§ **Prompt**
Each line of the material must be returned exactly.

***** Record set

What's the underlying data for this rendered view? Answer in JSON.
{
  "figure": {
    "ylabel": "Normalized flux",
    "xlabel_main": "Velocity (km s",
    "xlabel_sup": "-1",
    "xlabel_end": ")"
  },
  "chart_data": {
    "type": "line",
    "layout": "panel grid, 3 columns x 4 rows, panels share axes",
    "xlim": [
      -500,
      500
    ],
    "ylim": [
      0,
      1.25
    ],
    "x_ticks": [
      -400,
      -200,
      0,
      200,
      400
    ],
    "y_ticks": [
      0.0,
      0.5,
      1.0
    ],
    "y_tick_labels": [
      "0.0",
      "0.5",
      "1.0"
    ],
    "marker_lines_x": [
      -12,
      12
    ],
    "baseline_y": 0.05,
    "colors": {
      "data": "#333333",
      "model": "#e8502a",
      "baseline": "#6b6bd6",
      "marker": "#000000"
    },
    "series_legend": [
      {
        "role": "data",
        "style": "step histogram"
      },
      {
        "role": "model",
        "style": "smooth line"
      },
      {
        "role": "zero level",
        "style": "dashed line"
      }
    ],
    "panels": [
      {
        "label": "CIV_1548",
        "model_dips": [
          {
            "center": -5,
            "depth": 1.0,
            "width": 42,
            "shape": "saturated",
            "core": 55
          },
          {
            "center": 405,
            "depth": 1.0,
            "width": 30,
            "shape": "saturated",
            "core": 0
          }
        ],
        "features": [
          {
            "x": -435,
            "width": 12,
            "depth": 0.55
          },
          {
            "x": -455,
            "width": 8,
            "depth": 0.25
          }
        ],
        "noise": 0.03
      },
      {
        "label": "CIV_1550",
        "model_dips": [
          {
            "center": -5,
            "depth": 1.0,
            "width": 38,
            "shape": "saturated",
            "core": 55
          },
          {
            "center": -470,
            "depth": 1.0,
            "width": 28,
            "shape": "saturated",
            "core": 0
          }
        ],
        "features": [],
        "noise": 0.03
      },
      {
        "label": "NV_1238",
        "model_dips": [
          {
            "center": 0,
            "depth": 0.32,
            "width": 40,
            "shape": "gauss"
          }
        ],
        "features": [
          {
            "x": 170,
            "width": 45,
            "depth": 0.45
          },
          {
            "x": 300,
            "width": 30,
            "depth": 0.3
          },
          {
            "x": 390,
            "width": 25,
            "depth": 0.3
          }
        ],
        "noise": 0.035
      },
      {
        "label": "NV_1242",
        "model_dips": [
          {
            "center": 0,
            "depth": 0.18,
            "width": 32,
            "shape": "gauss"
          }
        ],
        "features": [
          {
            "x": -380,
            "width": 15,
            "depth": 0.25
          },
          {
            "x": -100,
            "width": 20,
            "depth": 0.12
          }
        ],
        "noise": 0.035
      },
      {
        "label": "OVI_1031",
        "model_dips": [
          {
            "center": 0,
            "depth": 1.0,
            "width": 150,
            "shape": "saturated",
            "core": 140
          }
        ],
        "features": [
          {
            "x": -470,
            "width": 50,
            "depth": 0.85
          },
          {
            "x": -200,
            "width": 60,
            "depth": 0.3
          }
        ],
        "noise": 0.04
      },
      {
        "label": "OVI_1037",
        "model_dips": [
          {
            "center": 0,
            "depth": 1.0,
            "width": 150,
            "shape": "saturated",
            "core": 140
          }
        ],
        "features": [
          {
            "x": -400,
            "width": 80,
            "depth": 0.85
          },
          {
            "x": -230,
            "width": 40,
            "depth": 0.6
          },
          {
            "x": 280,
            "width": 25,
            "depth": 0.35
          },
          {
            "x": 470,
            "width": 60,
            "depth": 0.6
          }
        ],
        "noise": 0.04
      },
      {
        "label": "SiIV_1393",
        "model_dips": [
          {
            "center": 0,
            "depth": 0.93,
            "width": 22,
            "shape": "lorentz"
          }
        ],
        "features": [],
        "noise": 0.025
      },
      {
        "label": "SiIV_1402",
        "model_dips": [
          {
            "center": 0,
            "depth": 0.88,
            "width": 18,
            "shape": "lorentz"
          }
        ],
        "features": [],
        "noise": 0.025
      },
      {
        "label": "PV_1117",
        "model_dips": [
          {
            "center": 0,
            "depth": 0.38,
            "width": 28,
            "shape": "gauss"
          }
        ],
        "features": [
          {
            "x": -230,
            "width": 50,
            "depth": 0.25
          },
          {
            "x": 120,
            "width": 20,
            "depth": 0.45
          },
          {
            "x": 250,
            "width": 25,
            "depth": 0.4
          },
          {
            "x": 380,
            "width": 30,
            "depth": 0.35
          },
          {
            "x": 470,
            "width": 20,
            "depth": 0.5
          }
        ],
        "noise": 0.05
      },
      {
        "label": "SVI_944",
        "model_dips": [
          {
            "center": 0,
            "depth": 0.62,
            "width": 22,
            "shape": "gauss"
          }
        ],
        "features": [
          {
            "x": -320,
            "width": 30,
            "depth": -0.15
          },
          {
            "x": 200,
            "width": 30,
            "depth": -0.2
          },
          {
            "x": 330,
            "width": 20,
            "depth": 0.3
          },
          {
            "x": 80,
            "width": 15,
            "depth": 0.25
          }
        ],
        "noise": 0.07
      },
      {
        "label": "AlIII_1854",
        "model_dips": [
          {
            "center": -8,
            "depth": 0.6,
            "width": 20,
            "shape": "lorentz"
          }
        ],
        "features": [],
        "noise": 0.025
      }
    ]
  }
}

**********

§ **Response to this task**
What's the underlying data for this rendered view? Answer in JSON.
{
  "figure": {
    "ylabel": "Normalized flux",
    "xlabel_main": "Velocity (km s",
    "xlabel_sup": "-1",
    "xlabel_end": ")"
  },
  "chart_data": {
    "type": "line",
    "layout": "panel grid, 3 columns x 4 rows, panels share axes",
    "xlim": [
      -500,
      500
    ],
    "ylim": [
      0,
      1.25
    ],
    "x_ticks": [
      -400,
      -200,
      0,
      200,
      400
    ],
    "y_ticks": [
      0.0,
      0.5,
      1.0
    ],
    "y_tick_labels": [
      "0.0",
      "0.5",
      "1.0"
    ],
    "marker_lines_x": [
      -12,
      12
    ],
    "baseline_y": 0.05,
    "colors": {
      "data": "#333333",
      "model": "#e8502a",
      "baseline": "#6b6bd6",
      "marker": "#000000"
    },
    "series_legend": [
      {
        "role": "data",
        "style": "step histogram"
      },
      {
        "role": "model",
        "style": "smooth line"
      },
      {
        "role": "zero level",
        "style": "dashed line"
      }
    ],
    "panels": [
      {
        "label": "CIV_1548",
        "model_dips": [
          {
            "center": -5,
            "depth": 1.0,
            "width": 42,
            "shape": "saturated",
            "core": 55
          },
          {
            "center": 405,
            "depth": 1.0,
            "width": 30,
            "shape": "saturated",
            "core": 0
          }
        ],
        "features": [
          {
            "x": -435,
            "width": 12,
            "depth": 0.55
          },
          {
            "x": -455,
            "width": 8,
            "depth": 0.25
          }
        ],
        "noise": 0.03
      },
      {
        "label": "CIV_1550",
        "model_dips": [
          {
            "center": -5,
            "depth": 1.0,
            "width": 38,
            "shape": "saturated",
            "core": 55
          },
          {
            "center": -470,
            "depth": 1.0,
            "width": 28,
            "shape": "saturated",
            "core": 0
          }
        ],
        "features": [],
        "noise": 0.03
      },
      {
        "label": "NV_1238",
        "model_dips": [
          {
            "center": 0,
            "depth": 0.32,
            "width": 40,
            "shape": "gauss"
          }
        ],
        "features": [
          {
            "x": 170,
            "width": 45,
            "depth": 0.45
          },
          {
            "x": 300,
            "width": 30,
            "depth": 0.3
          },
          {
            "x": 390,
            "width": 25,
            "depth": 0.3
          }
        ],
        "noise": 0.035
      },
      {
        "label": "NV_1242",
        "model_dips": [
          {
            "center": 0,
            "depth": 0.18,
            "width": 32,
            "shape": "gauss"
          }
        ],
        "features": [
          {
            "x": -380,
            "width": 15,
            "depth": 0.25
          },
          {
            "x": -100,
            "width": 20,
            "depth": 0.12
          }
        ],
        "noise": 0.035
      },
      {
        "label": "OVI_1031",
        "model_dips": [
          {
            "center": 0,
            "depth": 1.0,
            "width": 150,
            "shape": "saturated",
            "core": 140
          }
        ],
        "features": [
          {
            "x": -470,
            "width": 50,
            "depth": 0.85
          },
          {
            "x": -200,
            "width": 60,
            "depth": 0.3
          }
        ],
        "noise": 0.04
      },
      {
        "label": "OVI_1037",
        "model_dips": [
          {
            "center": 0,
            "depth": 1.0,
            "width": 150,
            "shape": "saturated",
            "core": 140
          }
        ],
        "features": [
          {
            "x": -400,
            "width": 80,
            "depth": 0.85
          },
          {
            "x": -230,
            "width": 40,
            "depth": 0.6
          },
          {
            "x": 280,
            "width": 25,
            "depth": 0.35
          },
          {
            "x": 470,
            "width": 60,
            "depth": 0.6
          }
        ],
        "noise": 0.04
      },
      {
        "label": "SiIV_1393",
        "model_dips": [
          {
            "center": 0,
            "depth": 0.93,
            "width": 22,
            "shape": "lorentz"
          }
        ],
        "features": [],
        "noise": 0.025
      },
      {
        "label": "SiIV_1402",
        "model_dips": [
          {
            "center": 0,
            "depth": 0.88,
            "width": 18,
            "shape": "lorentz"
          }
        ],
        "features": [],
        "noise": 0.025
      },
      {
        "label": "PV_1117",
        "model_dips": [
          {
            "center": 0,
            "depth": 0.38,
            "width": 28,
            "shape": "gauss"
          }
        ],
        "features": [
          {
            "x": -230,
            "width": 50,
            "depth": 0.25
          },
          {
            "x": 120,
            "width": 20,
            "depth": 0.45
          },
          {
            "x": 250,
            "width": 25,
            "depth": 0.4
          },
          {
            "x": 380,
            "width": 30,
            "depth": 0.35
          },
          {
            "x": 470,
            "width": 20,
            "depth": 0.5
          }
        ],
        "noise": 0.05
      },
      {
        "label": "SVI_944",
        "model_dips": [
          {
            "center": 0,
            "depth": 0.62,
            "width": 22,
            "shape": "gauss"
          }
        ],
        "features": [
          {
            "x": -320,
            "width": 30,
            "depth": -0.15
          },
          {
            "x": 200,
            "width": 30,
            "depth": -0.2
          },
          {
            "x": 330,
            "width": 20,
            "depth": 0.3
          },
          {
            "x": 80,
            "width": 15,
            "depth": 0.25
          }
        ],
        "noise": 0.07
      },
      {
        "label": "AlIII_1854",
        "model_dips": [
          {
            "center": -8,
            "depth": 0.6,
            "width": 20,
            "shape": "lorentz"
          }
        ],
        "features": [],
        "noise": 0.025
      }
    ]
  }
}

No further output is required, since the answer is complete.